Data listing

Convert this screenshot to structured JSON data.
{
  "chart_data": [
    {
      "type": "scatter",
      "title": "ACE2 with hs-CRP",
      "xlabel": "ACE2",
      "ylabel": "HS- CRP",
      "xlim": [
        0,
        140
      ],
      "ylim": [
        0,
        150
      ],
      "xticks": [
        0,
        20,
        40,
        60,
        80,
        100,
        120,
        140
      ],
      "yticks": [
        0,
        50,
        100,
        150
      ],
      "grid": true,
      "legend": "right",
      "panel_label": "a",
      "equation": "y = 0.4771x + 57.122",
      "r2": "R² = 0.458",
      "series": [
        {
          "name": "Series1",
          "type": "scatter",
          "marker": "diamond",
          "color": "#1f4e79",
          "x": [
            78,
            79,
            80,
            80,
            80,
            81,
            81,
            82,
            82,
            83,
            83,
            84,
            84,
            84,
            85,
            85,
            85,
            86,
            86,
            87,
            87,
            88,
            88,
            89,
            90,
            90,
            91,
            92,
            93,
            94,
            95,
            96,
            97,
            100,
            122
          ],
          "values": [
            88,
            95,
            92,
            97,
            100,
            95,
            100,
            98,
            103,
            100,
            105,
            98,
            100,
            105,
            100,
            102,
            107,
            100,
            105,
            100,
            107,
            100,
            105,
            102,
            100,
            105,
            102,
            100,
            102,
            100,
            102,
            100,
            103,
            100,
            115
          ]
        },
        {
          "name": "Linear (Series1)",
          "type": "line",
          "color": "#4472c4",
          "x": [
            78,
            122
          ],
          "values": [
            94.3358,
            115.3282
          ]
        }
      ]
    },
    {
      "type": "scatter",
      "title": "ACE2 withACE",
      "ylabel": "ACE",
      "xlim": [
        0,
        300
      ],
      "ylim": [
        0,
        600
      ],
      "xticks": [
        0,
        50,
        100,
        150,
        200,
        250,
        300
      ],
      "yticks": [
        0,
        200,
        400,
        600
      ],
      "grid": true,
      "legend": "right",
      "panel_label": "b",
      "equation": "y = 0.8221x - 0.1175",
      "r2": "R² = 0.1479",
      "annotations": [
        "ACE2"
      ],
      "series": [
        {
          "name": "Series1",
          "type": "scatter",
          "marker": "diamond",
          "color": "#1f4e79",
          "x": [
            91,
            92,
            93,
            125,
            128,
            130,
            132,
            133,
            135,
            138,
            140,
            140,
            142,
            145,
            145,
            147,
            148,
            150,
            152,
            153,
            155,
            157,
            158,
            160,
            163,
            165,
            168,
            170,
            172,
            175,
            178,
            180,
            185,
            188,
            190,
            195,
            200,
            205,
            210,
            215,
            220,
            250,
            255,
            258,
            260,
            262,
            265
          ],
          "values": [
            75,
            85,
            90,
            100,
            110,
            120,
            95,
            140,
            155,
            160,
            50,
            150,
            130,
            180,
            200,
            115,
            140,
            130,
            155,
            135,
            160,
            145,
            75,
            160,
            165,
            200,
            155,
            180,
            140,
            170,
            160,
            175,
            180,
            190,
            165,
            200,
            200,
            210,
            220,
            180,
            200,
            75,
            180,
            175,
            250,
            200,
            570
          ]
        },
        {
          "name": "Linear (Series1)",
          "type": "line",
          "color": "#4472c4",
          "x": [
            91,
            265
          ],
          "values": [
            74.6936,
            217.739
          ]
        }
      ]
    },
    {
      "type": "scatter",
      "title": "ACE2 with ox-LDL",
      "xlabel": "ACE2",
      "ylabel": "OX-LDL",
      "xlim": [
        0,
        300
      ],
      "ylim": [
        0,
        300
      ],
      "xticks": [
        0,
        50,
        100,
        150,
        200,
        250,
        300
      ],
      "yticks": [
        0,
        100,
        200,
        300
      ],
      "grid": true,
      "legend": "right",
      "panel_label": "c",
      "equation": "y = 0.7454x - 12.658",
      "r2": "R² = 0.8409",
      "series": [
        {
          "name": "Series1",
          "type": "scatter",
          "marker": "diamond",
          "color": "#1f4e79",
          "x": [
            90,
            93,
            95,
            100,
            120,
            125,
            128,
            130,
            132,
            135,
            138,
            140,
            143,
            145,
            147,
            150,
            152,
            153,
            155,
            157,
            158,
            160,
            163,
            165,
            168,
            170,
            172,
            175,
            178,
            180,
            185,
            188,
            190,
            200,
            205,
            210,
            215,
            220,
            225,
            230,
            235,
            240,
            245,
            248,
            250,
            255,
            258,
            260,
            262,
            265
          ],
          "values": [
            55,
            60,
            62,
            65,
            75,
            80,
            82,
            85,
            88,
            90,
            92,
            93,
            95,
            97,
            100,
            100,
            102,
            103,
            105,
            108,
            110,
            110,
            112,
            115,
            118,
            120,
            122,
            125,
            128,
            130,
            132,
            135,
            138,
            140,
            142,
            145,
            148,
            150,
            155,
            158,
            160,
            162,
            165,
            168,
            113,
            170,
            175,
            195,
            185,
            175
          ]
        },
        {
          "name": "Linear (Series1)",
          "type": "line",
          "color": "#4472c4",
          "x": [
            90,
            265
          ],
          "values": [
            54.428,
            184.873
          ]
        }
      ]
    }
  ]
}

REQUIRED TASK: Copy each line of the listing in which the word "ylabel" can be found.

EXERCISE ANSWER:
      "ylabel": "HS- CRP",
      "ylabel": "ACE",
      "ylabel": "OX-LDL",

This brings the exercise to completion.